• _EXERCISE INPUT_
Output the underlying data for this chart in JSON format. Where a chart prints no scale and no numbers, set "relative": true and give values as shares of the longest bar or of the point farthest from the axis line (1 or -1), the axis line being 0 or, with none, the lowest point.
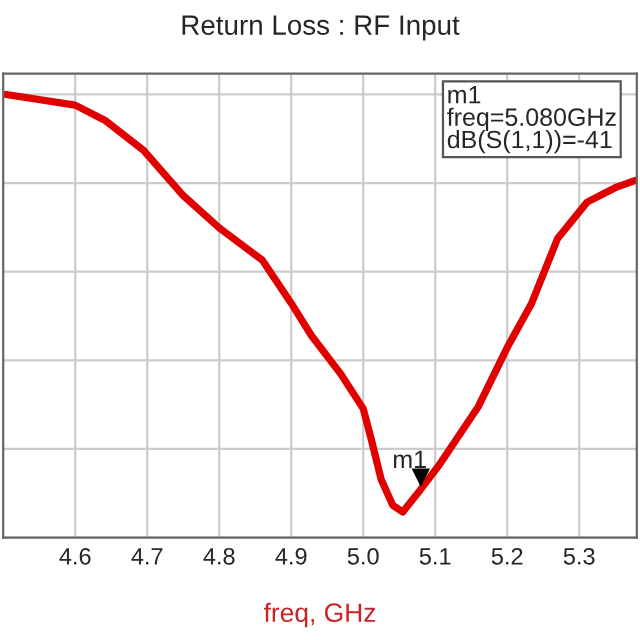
{
  "chart_data": {
    "type": "line",
    "title": "Return Loss : RF Input",
    "xlabel": "freq, GHz",
    "relative": true,
    "x": [
      4.504,
      4.6,
      4.641,
      4.695,
      4.75,
      4.8,
      4.86,
      4.9,
      4.928,
      4.969,
      5.0,
      5.011,
      5.025,
      5.041,
      5.055,
      5.079,
      5.106,
      5.16,
      5.201,
      5.234,
      5.27,
      5.311,
      5.352,
      5.378
    ],
    "series": [
      {
        "color": "#e00000",
        "values": [
          1.0,
          0.976,
          0.942,
          0.874,
          0.772,
          0.699,
          0.626,
          0.529,
          0.456,
          0.369,
          0.291,
          0.223,
          0.131,
          0.073,
          0.058,
          0.107,
          0.165,
          0.296,
          0.432,
          0.529,
          0.675,
          0.757,
          0.791,
          0.806
        ]
      }
    ],
    "xlim": [
      4.5,
      5.38
    ],
    "xticks": [
      4.6,
      4.7,
      4.8,
      4.9,
      {
        "value": 5.0,
        "label": "5.0"
      },
      5.1,
      5.2,
      5.3
    ],
    "annotations": [
      {
        "text": "m1",
        "x": 5.08,
        "y": 0.107
      },
      "m1\nfreq=5.080GHz\ndB(S(1,1))=-41"
    ],
    "grid": true,
    "marker": "none",
    "line_style": "solid"
  }
}
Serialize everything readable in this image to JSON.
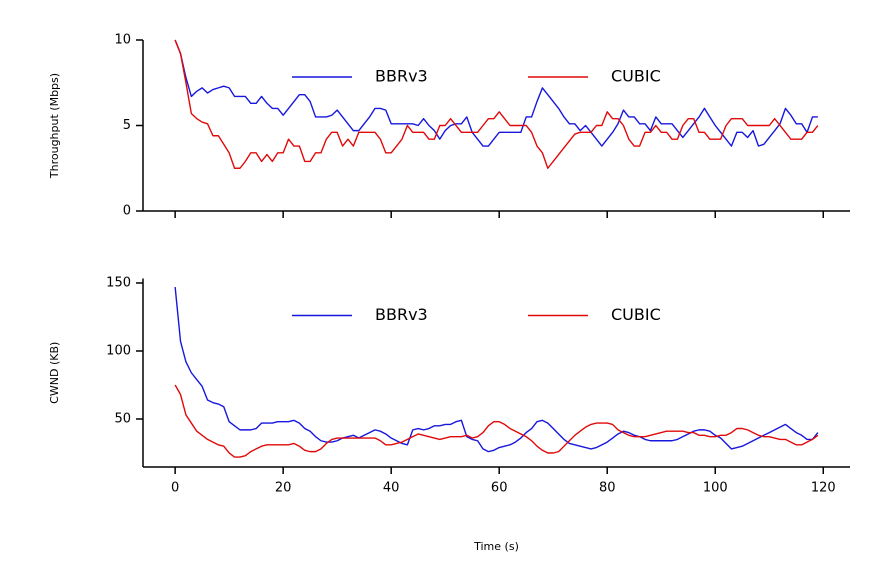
{
  "chart_data": [
    {
      "type": "line",
      "ylabel": "Throughput (Mbps)",
      "legend": "upper center",
      "xlim": [
        -5.95,
        124.95
      ],
      "xticks": [
        0,
        20,
        40,
        60,
        80,
        100,
        120
      ],
      "ylim": [
        0,
        10
      ],
      "yticks": [
        0,
        5,
        10
      ],
      "x": [
        0,
        1,
        2,
        3,
        4,
        5,
        6,
        7,
        8,
        9,
        10,
        11,
        12,
        13,
        14,
        15,
        16,
        17,
        18,
        19,
        20,
        21,
        22,
        23,
        24,
        25,
        26,
        27,
        28,
        29,
        30,
        31,
        32,
        33,
        34,
        35,
        36,
        37,
        38,
        39,
        40,
        41,
        42,
        43,
        44,
        45,
        46,
        47,
        48,
        49,
        50,
        51,
        52,
        53,
        54,
        55,
        56,
        57,
        58,
        59,
        60,
        61,
        62,
        63,
        64,
        65,
        66,
        67,
        68,
        69,
        70,
        71,
        72,
        73,
        74,
        75,
        76,
        77,
        78,
        79,
        80,
        81,
        82,
        83,
        84,
        85,
        86,
        87,
        88,
        89,
        90,
        91,
        92,
        93,
        94,
        95,
        96,
        97,
        98,
        99,
        100,
        101,
        102,
        103,
        104,
        105,
        106,
        107,
        108,
        109,
        110,
        111,
        112,
        113,
        114,
        115,
        116,
        117,
        118,
        119
      ],
      "series": [
        {
          "name": "BBRv3",
          "color": "#1717dd",
          "values": [
            10,
            9.2,
            7.8,
            6.7,
            7.0,
            7.2,
            6.9,
            7.1,
            7.2,
            7.3,
            7.2,
            6.7,
            6.7,
            6.7,
            6.3,
            6.3,
            6.7,
            6.3,
            6.0,
            6.0,
            5.6,
            6.0,
            6.4,
            6.8,
            6.8,
            6.4,
            5.5,
            5.5,
            5.5,
            5.6,
            5.9,
            5.5,
            5.1,
            4.7,
            4.7,
            5.1,
            5.5,
            6.0,
            6.0,
            5.9,
            5.1,
            5.1,
            5.1,
            5.1,
            5.1,
            5.0,
            5.4,
            5.0,
            4.7,
            4.2,
            4.7,
            5.0,
            5.1,
            5.1,
            5.5,
            4.6,
            4.2,
            3.8,
            3.8,
            4.2,
            4.6,
            4.6,
            4.6,
            4.6,
            4.6,
            5.5,
            5.5,
            6.4,
            7.2,
            6.8,
            6.4,
            6.0,
            5.5,
            5.1,
            5.1,
            4.7,
            5.0,
            4.6,
            4.2,
            3.8,
            4.2,
            4.6,
            5.1,
            5.9,
            5.5,
            5.5,
            5.1,
            5.1,
            4.7,
            5.5,
            5.1,
            5.1,
            5.1,
            4.7,
            4.3,
            4.7,
            5.1,
            5.5,
            6.0,
            5.5,
            5.0,
            4.6,
            4.2,
            3.8,
            4.6,
            4.6,
            4.3,
            4.7,
            3.8,
            3.9,
            4.3,
            4.7,
            5.1,
            6.0,
            5.6,
            5.1,
            5.1,
            4.6,
            5.5,
            5.5
          ]
        },
        {
          "name": "CUBIC",
          "color": "#e00a0a",
          "values": [
            10,
            9.2,
            7.5,
            5.7,
            5.4,
            5.2,
            5.1,
            4.4,
            4.4,
            3.9,
            3.4,
            2.5,
            2.5,
            2.9,
            3.4,
            3.4,
            2.9,
            3.3,
            2.9,
            3.4,
            3.4,
            4.2,
            3.8,
            3.8,
            2.9,
            2.9,
            3.4,
            3.4,
            4.2,
            4.6,
            4.6,
            3.8,
            4.2,
            3.8,
            4.6,
            4.6,
            4.6,
            4.6,
            4.2,
            3.4,
            3.4,
            3.8,
            4.2,
            5.0,
            4.6,
            4.6,
            4.6,
            4.2,
            4.2,
            5.0,
            5.0,
            5.4,
            5.0,
            4.6,
            4.6,
            4.6,
            4.6,
            5.0,
            5.4,
            5.4,
            5.8,
            5.4,
            5.0,
            5.0,
            5.0,
            5.0,
            4.6,
            3.8,
            3.4,
            2.5,
            2.9,
            3.3,
            3.7,
            4.1,
            4.5,
            4.6,
            4.6,
            4.6,
            5.0,
            5.0,
            5.8,
            5.4,
            5.4,
            5.0,
            4.2,
            3.8,
            3.8,
            4.6,
            4.6,
            5.0,
            4.6,
            4.6,
            4.2,
            4.2,
            5.0,
            5.4,
            5.4,
            4.6,
            4.6,
            4.2,
            4.2,
            4.2,
            5.0,
            5.4,
            5.4,
            5.4,
            5.0,
            5.0,
            5.0,
            5.0,
            5.0,
            5.4,
            5.0,
            4.6,
            4.2,
            4.2,
            4.2,
            4.6,
            4.6,
            5.0
          ]
        }
      ]
    },
    {
      "type": "line",
      "xlabel": "Time (s)",
      "ylabel": "CWND (KB)",
      "legend": "upper center",
      "xlim": [
        -5.95,
        124.95
      ],
      "xticks": [
        0,
        20,
        40,
        60,
        80,
        100,
        120
      ],
      "ylim": [
        14.7,
        153.3
      ],
      "yticks": [
        50,
        100,
        150
      ],
      "x": [
        0,
        1,
        2,
        3,
        4,
        5,
        6,
        7,
        8,
        9,
        10,
        11,
        12,
        13,
        14,
        15,
        16,
        17,
        18,
        19,
        20,
        21,
        22,
        23,
        24,
        25,
        26,
        27,
        28,
        29,
        30,
        31,
        32,
        33,
        34,
        35,
        36,
        37,
        38,
        39,
        40,
        41,
        42,
        43,
        44,
        45,
        46,
        47,
        48,
        49,
        50,
        51,
        52,
        53,
        54,
        55,
        56,
        57,
        58,
        59,
        60,
        61,
        62,
        63,
        64,
        65,
        66,
        67,
        68,
        69,
        70,
        71,
        72,
        73,
        74,
        75,
        76,
        77,
        78,
        79,
        80,
        81,
        82,
        83,
        84,
        85,
        86,
        87,
        88,
        89,
        90,
        91,
        92,
        93,
        94,
        95,
        96,
        97,
        98,
        99,
        100,
        101,
        102,
        103,
        104,
        105,
        106,
        107,
        108,
        109,
        110,
        111,
        112,
        113,
        114,
        115,
        116,
        117,
        118,
        119
      ],
      "series": [
        {
          "name": "BBRv3",
          "color": "#1717dd",
          "values": [
            147,
            107,
            92,
            84,
            79,
            74,
            64,
            62,
            61,
            59,
            48,
            45,
            42,
            42,
            42,
            43,
            47,
            47,
            47,
            48,
            48,
            48,
            49,
            47,
            43,
            41,
            37,
            34,
            33,
            33,
            34,
            36,
            37,
            38,
            36,
            38,
            40,
            42,
            41,
            39,
            36,
            34,
            32,
            31,
            42,
            43,
            42,
            43,
            45,
            45,
            46,
            46,
            48,
            49,
            37,
            35,
            34,
            28,
            26,
            27,
            29,
            30,
            31,
            33,
            36,
            40,
            43,
            48,
            49,
            47,
            43,
            39,
            35,
            32,
            31,
            30,
            29,
            28,
            29,
            31,
            33,
            36,
            39,
            41,
            40,
            38,
            37,
            35,
            34,
            34,
            34,
            34,
            34,
            35,
            37,
            39,
            41,
            42,
            42,
            41,
            38,
            36,
            32,
            28,
            29,
            30,
            32,
            34,
            36,
            38,
            40,
            42,
            44,
            46,
            43,
            40,
            38,
            35,
            35,
            40
          ]
        },
        {
          "name": "CUBIC",
          "color": "#e00a0a",
          "values": [
            75,
            68,
            53,
            47,
            41,
            38,
            35,
            33,
            31,
            30,
            25,
            22,
            22,
            23,
            26,
            28,
            30,
            31,
            31,
            31,
            31,
            31,
            32,
            30,
            27,
            26,
            26,
            28,
            32,
            35,
            36,
            36,
            36,
            36,
            36,
            36,
            36,
            36,
            34,
            31,
            31,
            32,
            33,
            35,
            37,
            39,
            38,
            37,
            36,
            35,
            36,
            37,
            37,
            37,
            38,
            36,
            37,
            40,
            45,
            48,
            48,
            46,
            43,
            41,
            39,
            37,
            34,
            30,
            27,
            25,
            25,
            26,
            30,
            34,
            38,
            41,
            44,
            46,
            47,
            47,
            47,
            46,
            42,
            40,
            38,
            37,
            37,
            37,
            38,
            39,
            40,
            41,
            41,
            41,
            41,
            40,
            40,
            38,
            38,
            37,
            37,
            38,
            38,
            40,
            43,
            43,
            42,
            40,
            38,
            37,
            37,
            36,
            35,
            35,
            33,
            31,
            31,
            33,
            35,
            38
          ]
        }
      ]
    }
  ]
}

• _REQUIRED WORK_
Where a line of the entries contains the word "JSON", copy that line.

• _OUTPUT OF THE EXERCISE_
Output the underlying data for this chart in JSON format. Where a chart prints no scale and no numbers, set "relative": true and give values as shares of the longest bar or of the point farthest from the axis line (1 or -1), the axis line being 0 or, with none, the lowest point.
Serialize everything readable in this image to JSON.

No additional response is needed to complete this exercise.